Below is a block of records: output all of them exactly and leave out the pictures.

::::::::::

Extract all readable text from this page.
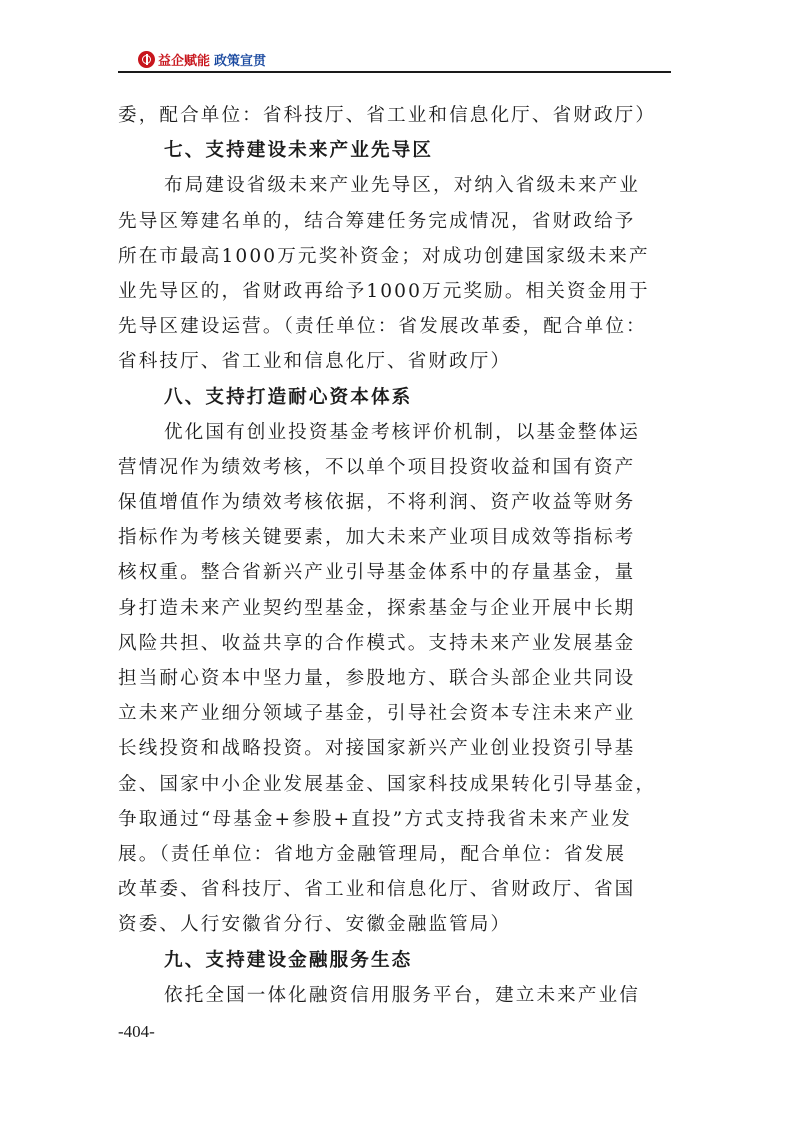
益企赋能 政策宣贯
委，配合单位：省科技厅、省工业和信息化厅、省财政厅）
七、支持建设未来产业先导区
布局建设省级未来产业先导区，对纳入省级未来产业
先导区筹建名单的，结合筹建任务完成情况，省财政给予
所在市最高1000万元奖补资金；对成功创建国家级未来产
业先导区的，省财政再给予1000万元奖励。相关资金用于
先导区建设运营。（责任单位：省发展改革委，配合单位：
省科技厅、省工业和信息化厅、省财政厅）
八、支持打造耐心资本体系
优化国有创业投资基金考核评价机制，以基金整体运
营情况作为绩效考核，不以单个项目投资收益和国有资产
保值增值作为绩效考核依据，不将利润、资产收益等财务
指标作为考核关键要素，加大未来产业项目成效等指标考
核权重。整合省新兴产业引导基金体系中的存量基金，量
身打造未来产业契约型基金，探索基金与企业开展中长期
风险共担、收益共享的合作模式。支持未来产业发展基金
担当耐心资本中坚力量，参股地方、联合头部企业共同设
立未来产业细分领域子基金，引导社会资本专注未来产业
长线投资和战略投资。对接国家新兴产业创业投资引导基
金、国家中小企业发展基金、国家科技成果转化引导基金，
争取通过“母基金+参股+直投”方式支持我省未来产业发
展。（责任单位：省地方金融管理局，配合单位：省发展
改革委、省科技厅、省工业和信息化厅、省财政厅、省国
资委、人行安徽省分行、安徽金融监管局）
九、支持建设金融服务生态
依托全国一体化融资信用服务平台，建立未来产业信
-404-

::::::::::

WRITTEN SOLUTION |
Extract all readable text from this page.
益企赋能 政策宣贯
委，配合单位：省科技厅、省工业和信息化厅、省财政厅）
七、支持建设未来产业先导区
布局建设省级未来产业先导区，对纳入省级未来产业
先导区筹建名单的，结合筹建任务完成情况，省财政给予
所在市最高1000万元奖补资金；对成功创建国家级未来产
业先导区的，省财政再给予1000万元奖励。相关资金用于
先导区建设运营。（责任单位：省发展改革委，配合单位：
省科技厅、省工业和信息化厅、省财政厅）
八、支持打造耐心资本体系
优化国有创业投资基金考核评价机制，以基金整体运
营情况作为绩效考核，不以单个项目投资收益和国有资产
保值增值作为绩效考核依据，不将利润、资产收益等财务
指标作为考核关键要素，加大未来产业项目成效等指标考
核权重。整合省新兴产业引导基金体系中的存量基金，量
身打造未来产业契约型基金，探索基金与企业开展中长期
风险共担、收益共享的合作模式。支持未来产业发展基金
担当耐心资本中坚力量，参股地方、联合头部企业共同设
立未来产业细分领域子基金，引导社会资本专注未来产业
长线投资和战略投资。对接国家新兴产业创业投资引导基
金、国家中小企业发展基金、国家科技成果转化引导基金，
争取通过“母基金+参股+直投”方式支持我省未来产业发
展。（责任单位：省地方金融管理局，配合单位：省发展
改革委、省科技厅、省工业和信息化厅、省财政厅、省国
资委、人行安徽省分行、安徽金融监管局）
九、支持建设金融服务生态
依托全国一体化融资信用服务平台，建立未来产业信
-404-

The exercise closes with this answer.